Aim of the task
Skip the pictures and quote all of the lines exactly.

Dataset items:
>> START
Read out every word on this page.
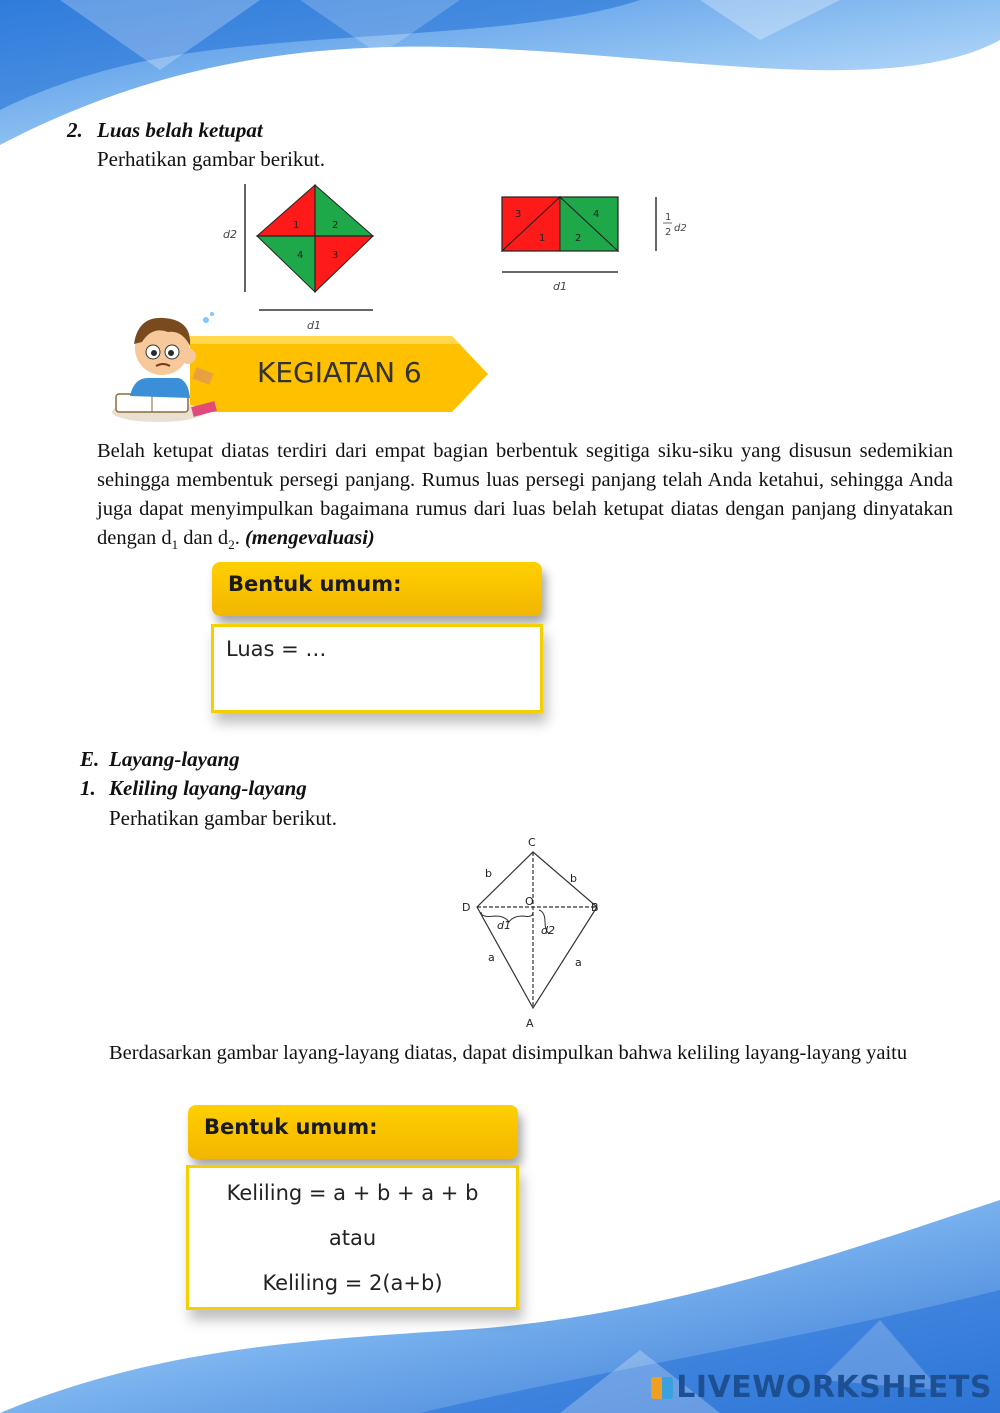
2. Luas belah ketupat
Perhatikan gambar berikut.
d2
1	2
4	3
d1
3	4
1	2
1
2 d2
d1
KEGIATAN 6
Belah ketupat diatas terdiri dari empat bagian berbentuk segitiga siku-siku yang disusun sedemikian sehingga membentuk persegi panjang. Rumus luas persegi panjang telah Anda ketahui, sehingga Anda juga dapat menyimpulkan bagaimana rumus dari luas belah ketupat diatas dengan panjang dinyatakan dengan $d_1$ dan $d_2$. (mengevaluasi)
Bentuk umum:
Luas = …
E. Layang-layang
1. Keliling layang-layang
Perhatikan gambar berikut.
C
B
A
D	O
b	b
a	a
d1	d2
Berdasarkan gambar layang-layang diatas, dapat disimpulkan bahwa keliling layang-layang yaitu
Bentuk umum:
Keliling = a + b + a + b
atau
Keliling = 2(a+b)
LIVEWORKSHEETS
>> END
Expected output
Read out every word on this page.
2. Luas belah ketupat
Perhatikan gambar berikut.
d2
1	2
4	3
d1
3	4
1	2
1
2 d2
d1
KEGIATAN 6
Belah ketupat diatas terdiri dari empat bagian berbentuk segitiga siku-siku yang disusun sedemikian sehingga membentuk persegi panjang. Rumus luas persegi panjang telah Anda ketahui, sehingga Anda juga dapat menyimpulkan bagaimana rumus dari luas belah ketupat diatas dengan panjang dinyatakan dengan $d_1$ dan $d_2$. (mengevaluasi)
Bentuk umum:
Luas = …
E. Layang-layang
1. Keliling layang-layang
Perhatikan gambar berikut.
C
B
A
D	O
b	b
a	a
d1	d2
Berdasarkan gambar layang-layang diatas, dapat disimpulkan bahwa keliling layang-layang yaitu
Bentuk umum:
Keliling = a + b + a + b
atau
Keliling = 2(a+b)
LIVEWORKSHEETS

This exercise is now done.